## WHAT NEEDS TO BE DONE
Print the listing below exactly.

## INFORMATION SHOWN
============
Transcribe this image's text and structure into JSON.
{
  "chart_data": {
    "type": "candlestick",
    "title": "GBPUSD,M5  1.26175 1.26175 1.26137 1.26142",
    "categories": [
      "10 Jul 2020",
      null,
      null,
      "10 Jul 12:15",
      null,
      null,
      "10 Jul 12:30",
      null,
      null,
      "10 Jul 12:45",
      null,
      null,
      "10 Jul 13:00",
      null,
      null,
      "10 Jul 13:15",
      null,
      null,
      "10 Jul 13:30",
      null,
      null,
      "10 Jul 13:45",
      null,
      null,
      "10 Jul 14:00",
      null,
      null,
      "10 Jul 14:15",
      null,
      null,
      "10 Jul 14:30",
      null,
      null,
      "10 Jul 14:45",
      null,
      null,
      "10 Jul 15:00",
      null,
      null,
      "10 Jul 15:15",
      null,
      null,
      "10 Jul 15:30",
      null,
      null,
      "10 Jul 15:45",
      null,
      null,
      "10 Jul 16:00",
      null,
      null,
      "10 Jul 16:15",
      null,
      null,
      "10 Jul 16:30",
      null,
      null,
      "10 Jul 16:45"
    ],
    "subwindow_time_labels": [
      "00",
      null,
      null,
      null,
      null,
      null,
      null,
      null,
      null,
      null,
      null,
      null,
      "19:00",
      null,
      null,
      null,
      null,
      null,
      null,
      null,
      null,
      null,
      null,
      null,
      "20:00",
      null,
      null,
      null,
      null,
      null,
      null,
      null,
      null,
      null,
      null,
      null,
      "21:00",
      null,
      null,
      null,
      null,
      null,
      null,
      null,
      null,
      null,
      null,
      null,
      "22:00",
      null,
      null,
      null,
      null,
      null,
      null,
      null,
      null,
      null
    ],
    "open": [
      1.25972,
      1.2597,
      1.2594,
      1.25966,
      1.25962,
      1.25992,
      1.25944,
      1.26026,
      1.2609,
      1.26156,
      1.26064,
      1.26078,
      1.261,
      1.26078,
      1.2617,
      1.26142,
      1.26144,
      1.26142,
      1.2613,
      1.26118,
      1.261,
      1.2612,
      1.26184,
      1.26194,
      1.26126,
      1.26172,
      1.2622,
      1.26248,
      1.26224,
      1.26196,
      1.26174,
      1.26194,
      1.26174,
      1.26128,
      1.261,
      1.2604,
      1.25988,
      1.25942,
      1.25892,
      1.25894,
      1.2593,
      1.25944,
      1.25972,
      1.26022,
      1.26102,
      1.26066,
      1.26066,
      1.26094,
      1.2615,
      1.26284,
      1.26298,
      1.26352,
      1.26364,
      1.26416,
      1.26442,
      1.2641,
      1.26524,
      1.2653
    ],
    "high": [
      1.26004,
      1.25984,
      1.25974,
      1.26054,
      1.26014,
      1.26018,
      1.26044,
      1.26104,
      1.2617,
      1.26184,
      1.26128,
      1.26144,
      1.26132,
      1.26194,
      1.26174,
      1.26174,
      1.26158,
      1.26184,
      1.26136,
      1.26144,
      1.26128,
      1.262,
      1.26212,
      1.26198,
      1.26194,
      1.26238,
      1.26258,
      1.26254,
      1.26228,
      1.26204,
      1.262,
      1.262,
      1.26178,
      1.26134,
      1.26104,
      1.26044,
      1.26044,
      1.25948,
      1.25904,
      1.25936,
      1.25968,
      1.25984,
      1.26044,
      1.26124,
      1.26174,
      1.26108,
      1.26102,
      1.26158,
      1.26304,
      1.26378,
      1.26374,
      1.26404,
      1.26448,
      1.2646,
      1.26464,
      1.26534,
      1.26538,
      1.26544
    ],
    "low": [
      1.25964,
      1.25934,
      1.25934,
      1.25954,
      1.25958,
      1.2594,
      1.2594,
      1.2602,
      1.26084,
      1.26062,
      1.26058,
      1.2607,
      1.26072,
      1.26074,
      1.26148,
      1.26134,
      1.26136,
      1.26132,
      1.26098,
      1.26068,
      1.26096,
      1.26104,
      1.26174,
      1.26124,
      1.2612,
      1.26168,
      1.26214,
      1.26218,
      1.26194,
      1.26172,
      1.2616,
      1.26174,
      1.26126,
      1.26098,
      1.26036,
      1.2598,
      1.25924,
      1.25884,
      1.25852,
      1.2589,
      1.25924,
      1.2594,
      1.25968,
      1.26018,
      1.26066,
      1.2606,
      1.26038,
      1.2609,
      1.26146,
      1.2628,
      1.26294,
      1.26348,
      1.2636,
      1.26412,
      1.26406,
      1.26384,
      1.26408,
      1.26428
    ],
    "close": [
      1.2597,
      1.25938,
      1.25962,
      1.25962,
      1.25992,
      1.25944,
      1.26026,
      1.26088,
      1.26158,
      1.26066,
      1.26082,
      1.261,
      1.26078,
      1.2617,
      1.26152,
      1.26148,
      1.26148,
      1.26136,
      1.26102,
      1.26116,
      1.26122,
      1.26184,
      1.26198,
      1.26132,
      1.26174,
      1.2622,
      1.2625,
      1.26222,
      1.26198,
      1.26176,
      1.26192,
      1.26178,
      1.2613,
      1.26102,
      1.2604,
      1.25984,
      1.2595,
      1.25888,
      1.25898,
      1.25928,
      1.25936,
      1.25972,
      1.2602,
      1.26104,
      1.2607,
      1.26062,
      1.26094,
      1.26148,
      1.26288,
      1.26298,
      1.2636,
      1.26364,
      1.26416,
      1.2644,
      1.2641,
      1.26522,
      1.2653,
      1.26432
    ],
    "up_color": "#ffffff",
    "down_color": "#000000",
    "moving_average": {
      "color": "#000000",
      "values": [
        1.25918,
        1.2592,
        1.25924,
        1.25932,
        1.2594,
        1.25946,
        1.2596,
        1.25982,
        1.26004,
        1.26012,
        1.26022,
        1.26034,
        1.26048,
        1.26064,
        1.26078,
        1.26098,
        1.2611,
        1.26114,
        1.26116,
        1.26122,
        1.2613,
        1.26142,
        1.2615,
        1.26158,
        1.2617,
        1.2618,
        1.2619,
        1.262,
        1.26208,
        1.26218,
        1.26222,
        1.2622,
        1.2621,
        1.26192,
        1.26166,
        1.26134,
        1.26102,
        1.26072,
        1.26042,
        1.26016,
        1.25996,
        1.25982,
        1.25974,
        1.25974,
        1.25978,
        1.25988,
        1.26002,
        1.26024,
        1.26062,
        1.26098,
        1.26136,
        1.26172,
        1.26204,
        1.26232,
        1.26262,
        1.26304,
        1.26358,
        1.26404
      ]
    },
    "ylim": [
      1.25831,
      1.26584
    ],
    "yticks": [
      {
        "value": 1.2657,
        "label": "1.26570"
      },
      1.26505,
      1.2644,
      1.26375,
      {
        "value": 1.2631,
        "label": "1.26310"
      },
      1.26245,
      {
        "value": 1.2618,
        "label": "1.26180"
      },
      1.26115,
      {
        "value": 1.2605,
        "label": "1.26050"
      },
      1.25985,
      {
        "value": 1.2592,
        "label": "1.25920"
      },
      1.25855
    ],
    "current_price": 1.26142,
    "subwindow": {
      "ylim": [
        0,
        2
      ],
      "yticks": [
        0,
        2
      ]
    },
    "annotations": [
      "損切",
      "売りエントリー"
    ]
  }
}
============
## EXERCISE ANSWER
Transcribe this image's text and structure into JSON.
{
  "chart_data": {
    "type": "candlestick",
    "title": "GBPUSD,M5  1.26175 1.26175 1.26137 1.26142",
    "categories": [
      "10 Jul 2020",
      null,
      null,
      "10 Jul 12:15",
      null,
      null,
      "10 Jul 12:30",
      null,
      null,
      "10 Jul 12:45",
      null,
      null,
      "10 Jul 13:00",
      null,
      null,
      "10 Jul 13:15",
      null,
      null,
      "10 Jul 13:30",
      null,
      null,
      "10 Jul 13:45",
      null,
      null,
      "10 Jul 14:00",
      null,
      null,
      "10 Jul 14:15",
      null,
      null,
      "10 Jul 14:30",
      null,
      null,
      "10 Jul 14:45",
      null,
      null,
      "10 Jul 15:00",
      null,
      null,
      "10 Jul 15:15",
      null,
      null,
      "10 Jul 15:30",
      null,
      null,
      "10 Jul 15:45",
      null,
      null,
      "10 Jul 16:00",
      null,
      null,
      "10 Jul 16:15",
      null,
      null,
      "10 Jul 16:30",
      null,
      null,
      "10 Jul 16:45"
    ],
    "subwindow_time_labels": [
      "00",
      null,
      null,
      null,
      null,
      null,
      null,
      null,
      null,
      null,
      null,
      null,
      "19:00",
      null,
      null,
      null,
      null,
      null,
      null,
      null,
      null,
      null,
      null,
      null,
      "20:00",
      null,
      null,
      null,
      null,
      null,
      null,
      null,
      null,
      null,
      null,
      null,
      "21:00",
      null,
      null,
      null,
      null,
      null,
      null,
      null,
      null,
      null,
      null,
      null,
      "22:00",
      null,
      null,
      null,
      null,
      null,
      null,
      null,
      null,
      null
    ],
    "open": [
      1.25972,
      1.2597,
      1.2594,
      1.25966,
      1.25962,
      1.25992,
      1.25944,
      1.26026,
      1.2609,
      1.26156,
      1.26064,
      1.26078,
      1.261,
      1.26078,
      1.2617,
      1.26142,
      1.26144,
      1.26142,
      1.2613,
      1.26118,
      1.261,
      1.2612,
      1.26184,
      1.26194,
      1.26126,
      1.26172,
      1.2622,
      1.26248,
      1.26224,
      1.26196,
      1.26174,
      1.26194,
      1.26174,
      1.26128,
      1.261,
      1.2604,
      1.25988,
      1.25942,
      1.25892,
      1.25894,
      1.2593,
      1.25944,
      1.25972,
      1.26022,
      1.26102,
      1.26066,
      1.26066,
      1.26094,
      1.2615,
      1.26284,
      1.26298,
      1.26352,
      1.26364,
      1.26416,
      1.26442,
      1.2641,
      1.26524,
      1.2653
    ],
    "high": [
      1.26004,
      1.25984,
      1.25974,
      1.26054,
      1.26014,
      1.26018,
      1.26044,
      1.26104,
      1.2617,
      1.26184,
      1.26128,
      1.26144,
      1.26132,
      1.26194,
      1.26174,
      1.26174,
      1.26158,
      1.26184,
      1.26136,
      1.26144,
      1.26128,
      1.262,
      1.26212,
      1.26198,
      1.26194,
      1.26238,
      1.26258,
      1.26254,
      1.26228,
      1.26204,
      1.262,
      1.262,
      1.26178,
      1.26134,
      1.26104,
      1.26044,
      1.26044,
      1.25948,
      1.25904,
      1.25936,
      1.25968,
      1.25984,
      1.26044,
      1.26124,
      1.26174,
      1.26108,
      1.26102,
      1.26158,
      1.26304,
      1.26378,
      1.26374,
      1.26404,
      1.26448,
      1.2646,
      1.26464,
      1.26534,
      1.26538,
      1.26544
    ],
    "low": [
      1.25964,
      1.25934,
      1.25934,
      1.25954,
      1.25958,
      1.2594,
      1.2594,
      1.2602,
      1.26084,
      1.26062,
      1.26058,
      1.2607,
      1.26072,
      1.26074,
      1.26148,
      1.26134,
      1.26136,
      1.26132,
      1.26098,
      1.26068,
      1.26096,
      1.26104,
      1.26174,
      1.26124,
      1.2612,
      1.26168,
      1.26214,
      1.26218,
      1.26194,
      1.26172,
      1.2616,
      1.26174,
      1.26126,
      1.26098,
      1.26036,
      1.2598,
      1.25924,
      1.25884,
      1.25852,
      1.2589,
      1.25924,
      1.2594,
      1.25968,
      1.26018,
      1.26066,
      1.2606,
      1.26038,
      1.2609,
      1.26146,
      1.2628,
      1.26294,
      1.26348,
      1.2636,
      1.26412,
      1.26406,
      1.26384,
      1.26408,
      1.26428
    ],
    "close": [
      1.2597,
      1.25938,
      1.25962,
      1.25962,
      1.25992,
      1.25944,
      1.26026,
      1.26088,
      1.26158,
      1.26066,
      1.26082,
      1.261,
      1.26078,
      1.2617,
      1.26152,
      1.26148,
      1.26148,
      1.26136,
      1.26102,
      1.26116,
      1.26122,
      1.26184,
      1.26198,
      1.26132,
      1.26174,
      1.2622,
      1.2625,
      1.26222,
      1.26198,
      1.26176,
      1.26192,
      1.26178,
      1.2613,
      1.26102,
      1.2604,
      1.25984,
      1.2595,
      1.25888,
      1.25898,
      1.25928,
      1.25936,
      1.25972,
      1.2602,
      1.26104,
      1.2607,
      1.26062,
      1.26094,
      1.26148,
      1.26288,
      1.26298,
      1.2636,
      1.26364,
      1.26416,
      1.2644,
      1.2641,
      1.26522,
      1.2653,
      1.26432
    ],
    "up_color": "#ffffff",
    "down_color": "#000000",
    "moving_average": {
      "color": "#000000",
      "values": [
        1.25918,
        1.2592,
        1.25924,
        1.25932,
        1.2594,
        1.25946,
        1.2596,
        1.25982,
        1.26004,
        1.26012,
        1.26022,
        1.26034,
        1.26048,
        1.26064,
        1.26078,
        1.26098,
        1.2611,
        1.26114,
        1.26116,
        1.26122,
        1.2613,
        1.26142,
        1.2615,
        1.26158,
        1.2617,
        1.2618,
        1.2619,
        1.262,
        1.26208,
        1.26218,
        1.26222,
        1.2622,
        1.2621,
        1.26192,
        1.26166,
        1.26134,
        1.26102,
        1.26072,
        1.26042,
        1.26016,
        1.25996,
        1.25982,
        1.25974,
        1.25974,
        1.25978,
        1.25988,
        1.26002,
        1.26024,
        1.26062,
        1.26098,
        1.26136,
        1.26172,
        1.26204,
        1.26232,
        1.26262,
        1.26304,
        1.26358,
        1.26404
      ]
    },
    "ylim": [
      1.25831,
      1.26584
    ],
    "yticks": [
      {
        "value": 1.2657,
        "label": "1.26570"
      },
      1.26505,
      1.2644,
      1.26375,
      {
        "value": 1.2631,
        "label": "1.26310"
      },
      1.26245,
      {
        "value": 1.2618,
        "label": "1.26180"
      },
      1.26115,
      {
        "value": 1.2605,
        "label": "1.26050"
      },
      1.25985,
      {
        "value": 1.2592,
        "label": "1.25920"
      },
      1.25855
    ],
    "current_price": 1.26142,
    "subwindow": {
      "ylim": [
        0,
        2
      ],
      "yticks": [
        0,
        2
      ]
    },
    "annotations": [
      "損切",
      "売りエントリー"
    ]
  }
}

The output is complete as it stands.